Trois ou quatre jours passèrent en préparatifs ; les Mexicains soupçonnaient bien que nous tramions quelque chose contre eux, et de leur côté, comme il nous parut plus tard, ils organisaient leur défense. Étant bien convenu avec nos amis que nous attaquerions la ville par terre et par eau, le lendemain, après avoir entendu la messe, nous prenons le chemin de Mexico : en arrivant à la barricade et à la tranchée qui précèdent les grandes maisons de la place, et au moment où nous allions attaquer, les Mexicains nous firent signe d’arrêter, qu’ils demandaient la paix. Sur mon ordre, les soldats mirent bas les armes, et je demandai que le commandant en chef de la ville vînt me parler et que nous suspendrions les hostilités. Sous le fallacieux prétexte qu’on était allé le chercher, ces gens me firent perdre plus d’une heure. C’est qu’en vérité, ils n’avaient nulle envie de faire la paix, ce qu’ils nous prouvèrent à l’instant en nous couvrant de flèches, de dards et de pierres. À cette vue, nous attaquâmes la barricade qui fut emportée, et en entrant sur la place, nous la trouvâmes hérissée de grosses pierres pour empêcher que les cavaliers ne pussent s’y mouvoir ; car c’étaient d’eux seuls qu’ils avaient quelque crainte ; nous trouvâmes deux autres rues également semées de pierres dans ce même but de paralyser les chevaux.

Tâche courte 1:
Répondez aux questions suivantes sur le texte choisi.
(a) Que firent les soldats lorsque les Mexicains firent signe d'arrêter ?
(b) Combien de temps ces gens firent-ils perdre sous prétexte qu'on était allé chercher le commandant ?
(c) De quoi la place était-elle hérissée ?

Informations fournies:

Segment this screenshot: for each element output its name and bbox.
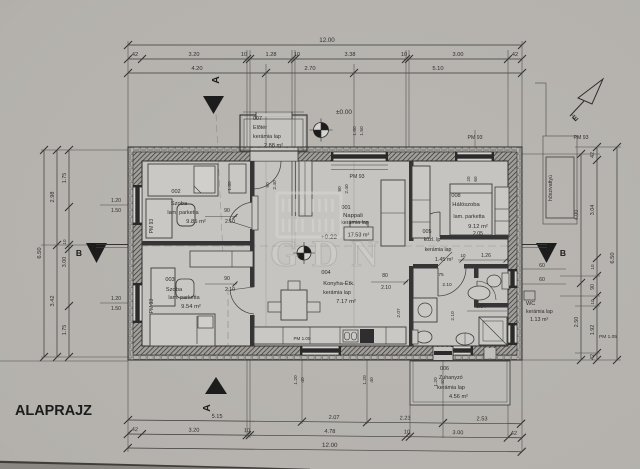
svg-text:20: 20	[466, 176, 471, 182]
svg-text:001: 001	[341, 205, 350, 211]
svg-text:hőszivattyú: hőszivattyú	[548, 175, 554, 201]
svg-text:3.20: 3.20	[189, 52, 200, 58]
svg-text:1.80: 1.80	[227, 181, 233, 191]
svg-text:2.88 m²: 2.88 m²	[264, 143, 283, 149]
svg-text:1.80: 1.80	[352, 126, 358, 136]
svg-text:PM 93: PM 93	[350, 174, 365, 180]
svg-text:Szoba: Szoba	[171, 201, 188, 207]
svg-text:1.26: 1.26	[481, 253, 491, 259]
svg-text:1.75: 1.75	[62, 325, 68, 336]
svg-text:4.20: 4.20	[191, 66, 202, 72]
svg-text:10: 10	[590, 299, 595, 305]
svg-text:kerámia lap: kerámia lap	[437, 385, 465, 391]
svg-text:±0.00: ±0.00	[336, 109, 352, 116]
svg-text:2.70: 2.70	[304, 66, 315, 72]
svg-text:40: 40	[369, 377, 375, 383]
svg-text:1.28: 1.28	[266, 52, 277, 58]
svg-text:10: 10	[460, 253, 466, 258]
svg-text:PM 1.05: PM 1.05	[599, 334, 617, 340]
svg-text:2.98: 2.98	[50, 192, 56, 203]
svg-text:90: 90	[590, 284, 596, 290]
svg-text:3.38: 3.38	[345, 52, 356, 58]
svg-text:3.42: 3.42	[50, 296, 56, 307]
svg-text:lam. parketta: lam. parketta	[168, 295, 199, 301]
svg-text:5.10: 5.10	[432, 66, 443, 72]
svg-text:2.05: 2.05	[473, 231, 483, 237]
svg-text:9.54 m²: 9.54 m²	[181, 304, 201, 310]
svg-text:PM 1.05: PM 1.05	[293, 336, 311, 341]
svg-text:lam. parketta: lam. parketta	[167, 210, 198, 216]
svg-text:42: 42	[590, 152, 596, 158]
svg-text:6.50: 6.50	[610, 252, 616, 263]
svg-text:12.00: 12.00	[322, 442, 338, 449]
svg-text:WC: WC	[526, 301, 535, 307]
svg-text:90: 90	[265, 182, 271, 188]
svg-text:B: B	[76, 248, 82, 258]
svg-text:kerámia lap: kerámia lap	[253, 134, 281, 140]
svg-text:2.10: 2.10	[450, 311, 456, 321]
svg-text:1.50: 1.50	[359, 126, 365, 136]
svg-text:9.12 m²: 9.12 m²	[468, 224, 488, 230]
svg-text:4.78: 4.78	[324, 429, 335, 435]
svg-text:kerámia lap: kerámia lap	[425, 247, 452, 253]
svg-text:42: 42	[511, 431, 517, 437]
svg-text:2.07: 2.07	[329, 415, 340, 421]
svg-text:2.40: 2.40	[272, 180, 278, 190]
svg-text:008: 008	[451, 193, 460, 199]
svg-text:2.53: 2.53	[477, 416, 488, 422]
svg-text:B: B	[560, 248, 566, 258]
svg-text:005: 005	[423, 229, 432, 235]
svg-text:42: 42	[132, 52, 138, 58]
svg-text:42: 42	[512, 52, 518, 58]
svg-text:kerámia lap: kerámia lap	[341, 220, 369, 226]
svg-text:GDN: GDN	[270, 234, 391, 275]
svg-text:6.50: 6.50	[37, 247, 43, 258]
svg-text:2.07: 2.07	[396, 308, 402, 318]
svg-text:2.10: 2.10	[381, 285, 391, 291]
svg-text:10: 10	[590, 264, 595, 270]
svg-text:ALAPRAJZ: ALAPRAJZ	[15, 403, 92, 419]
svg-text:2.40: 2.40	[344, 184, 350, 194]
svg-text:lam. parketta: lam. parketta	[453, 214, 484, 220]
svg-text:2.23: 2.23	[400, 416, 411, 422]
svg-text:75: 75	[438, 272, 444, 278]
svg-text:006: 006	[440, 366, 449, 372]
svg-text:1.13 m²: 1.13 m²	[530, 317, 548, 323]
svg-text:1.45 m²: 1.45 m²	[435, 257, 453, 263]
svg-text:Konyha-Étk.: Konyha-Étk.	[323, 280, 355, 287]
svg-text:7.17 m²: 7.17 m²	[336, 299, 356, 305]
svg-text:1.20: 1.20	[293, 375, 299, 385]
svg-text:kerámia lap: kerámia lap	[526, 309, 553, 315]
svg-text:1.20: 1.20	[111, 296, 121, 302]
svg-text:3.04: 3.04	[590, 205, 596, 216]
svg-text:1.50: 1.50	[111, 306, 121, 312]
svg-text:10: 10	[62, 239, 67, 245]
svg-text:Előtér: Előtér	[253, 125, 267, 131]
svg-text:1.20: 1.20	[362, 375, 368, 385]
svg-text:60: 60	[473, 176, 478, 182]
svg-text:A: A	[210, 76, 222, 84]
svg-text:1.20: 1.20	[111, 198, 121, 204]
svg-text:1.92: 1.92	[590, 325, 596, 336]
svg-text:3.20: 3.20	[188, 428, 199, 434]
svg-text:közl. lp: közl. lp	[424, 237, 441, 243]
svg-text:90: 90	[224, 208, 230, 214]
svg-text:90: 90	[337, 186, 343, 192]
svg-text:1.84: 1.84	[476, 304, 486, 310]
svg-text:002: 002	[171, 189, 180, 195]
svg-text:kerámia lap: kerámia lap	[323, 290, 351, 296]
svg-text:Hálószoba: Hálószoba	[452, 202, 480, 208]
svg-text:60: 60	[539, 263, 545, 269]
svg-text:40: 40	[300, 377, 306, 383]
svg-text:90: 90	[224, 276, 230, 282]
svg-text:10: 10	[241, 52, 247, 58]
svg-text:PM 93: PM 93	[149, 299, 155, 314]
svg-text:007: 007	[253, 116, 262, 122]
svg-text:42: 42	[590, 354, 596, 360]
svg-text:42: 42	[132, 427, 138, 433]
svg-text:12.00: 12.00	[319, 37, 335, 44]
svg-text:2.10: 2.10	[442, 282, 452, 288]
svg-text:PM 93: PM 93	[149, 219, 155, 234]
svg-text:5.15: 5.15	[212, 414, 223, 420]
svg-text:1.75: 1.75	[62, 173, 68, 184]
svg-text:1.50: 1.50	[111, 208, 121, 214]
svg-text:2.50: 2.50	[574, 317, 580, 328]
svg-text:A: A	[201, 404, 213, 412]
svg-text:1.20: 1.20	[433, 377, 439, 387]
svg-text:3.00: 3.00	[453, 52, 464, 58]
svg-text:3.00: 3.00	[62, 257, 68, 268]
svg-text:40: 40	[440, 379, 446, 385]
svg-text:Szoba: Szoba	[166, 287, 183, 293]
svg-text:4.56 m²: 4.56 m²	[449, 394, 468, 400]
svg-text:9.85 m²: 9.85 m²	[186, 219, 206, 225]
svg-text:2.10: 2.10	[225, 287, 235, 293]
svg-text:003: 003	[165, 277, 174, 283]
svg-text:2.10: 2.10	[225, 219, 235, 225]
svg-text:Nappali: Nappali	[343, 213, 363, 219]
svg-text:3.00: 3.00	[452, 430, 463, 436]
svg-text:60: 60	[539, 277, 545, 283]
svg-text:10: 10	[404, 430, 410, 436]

Tâche courte 2:
Présentez sous forme de tableau Markdown, sans les lignes vides, tout ce qui va, dans les enregistrements, de la ligne qui contient "176, 471, 182]" jusqu'à celle qui contient "180, 278, 190]", les deux incluses, avec une colonne « N° » pour le numéro de rang et une colonne « Ligne » pour la ligne.

Solution de l'exercice 1:
(a) Ils mirent bas les armes.
(b) Plus d'une heure.
(c) De grosses pierres.

Solution de l'exercice 2:
| N° | Ligne |
|---|---|
| 1 | svg-text:20: 20	[466, 176, 471, 182] |
| 2 | svg-text:001: 001	[341, 205, 350, 211] |
| 3 | svg-text:hőszivattyú: hőszivattyú	[548, 175, 554, 201] |
| 4 | svg-text:3.20: 3.20	[189, 52, 200, 58] |
| 5 | svg-text:1.80: 1.80	[227, 181, 233, 191] |
| 6 | svg-text:2.88 m²: 2.88 m²	[264, 143, 283, 149] |
| 7 | svg-text:1.80: 1.80	[352, 126, 358, 136] |
| 8 | svg-text:PM 93: PM 93	[350, 174, 365, 180] |
| 9 | svg-text:Szoba: Szoba	[171, 201, 188, 207] |
| 10 | svg-text:1.26: 1.26	[481, 253, 491, 259] |
| 11 | svg-text:1.75: 1.75	[62, 325, 68, 336] |
| 12 | svg-text:4.20: 4.20	[191, 66, 202, 72] |
| 13 | svg-text:10: 10	[590, 299, 595, 305] |
| 14 | svg-text:kerámia lap: kerámia lap	[437, 385, 465, 391] |
| 15 | svg-text:±0.00: ±0.00	[336, 109, 352, 116] |
| 16 | svg-text:2.70: 2.70	[304, 66, 315, 72] |
| 17 | svg-text:40: 40	[369, 377, 375, 383] |
| 18 | svg-text:1.28: 1.28	[266, 52, 277, 58] |
| 19 | svg-text:10: 10	[460, 253, 466, 258] |
| 20 | svg-text:PM 1.05: PM 1.05	[599, 334, 617, 340] |
| 21 | svg-text:2.98: 2.98	[50, 192, 56, 203] |
| 22 | svg-text:90: 90	[590, 284, 596, 290] |
| 23 | svg-text:3.38: 3.38	[345, 52, 356, 58] |
| 24 | svg-text:3.42: 3.42	[50, 296, 56, 307] |
| 25 | svg-text:lam. parketta: lam. parketta	[168, 295, 199, 301] |
| 26 | svg-text:5.10: 5.10	[432, 66, 443, 72] |
| 27 | svg-text:2.05: 2.05	[473, 231, 483, 237] |
| 28 | svg-text:9.54 m²: 9.54 m²	[181, 304, 201, 310] |
| 29 | svg-text:PM 1.05: PM 1.05	[293, 336, 311, 341] |
| 30 | svg-text:lam. parketta: lam. parketta	[167, 210, 198, 216] |
| 31 | svg-text:42: 42	[590, 152, 596, 158] |
| 32 | svg-text:6.50: 6.50	[610, 252, 616, 263] |
| 33 | svg-text:12.00: 12.00	[322, 442, 338, 449] |
| 34 | svg-text:WC: WC	[526, 301, 535, 307] |
| 35 | svg-text:90: 90	[265, 182, 271, 188] |
| 36 | svg-text:B: B	[76, 248, 82, 258] |
| 37 | svg-text:kerámia lap: kerámia lap	[253, 134, 281, 140] |
| 38 | svg-text:2.10: 2.10	[450, 311, 456, 321] |
| 39 | svg-text:1.50: 1.50	[359, 126, 365, 136] |
| 40 | svg-text:9.12 m²: 9.12 m²	[468, 224, 488, 230] |
| 41 | svg-text:4.78: 4.78	[324, 429, 335, 435] |
| 42 | svg-text:kerámia lap: kerámia lap	[425, 247, 452, 253] |
| 43 | svg-text:42: 42	[511, 431, 517, 437] |
| 44 | svg-text:2.07: 2.07	[329, 415, 340, 421] |
| 45 | svg-text:2.40: 2.40	[272, 180, 278, 190] |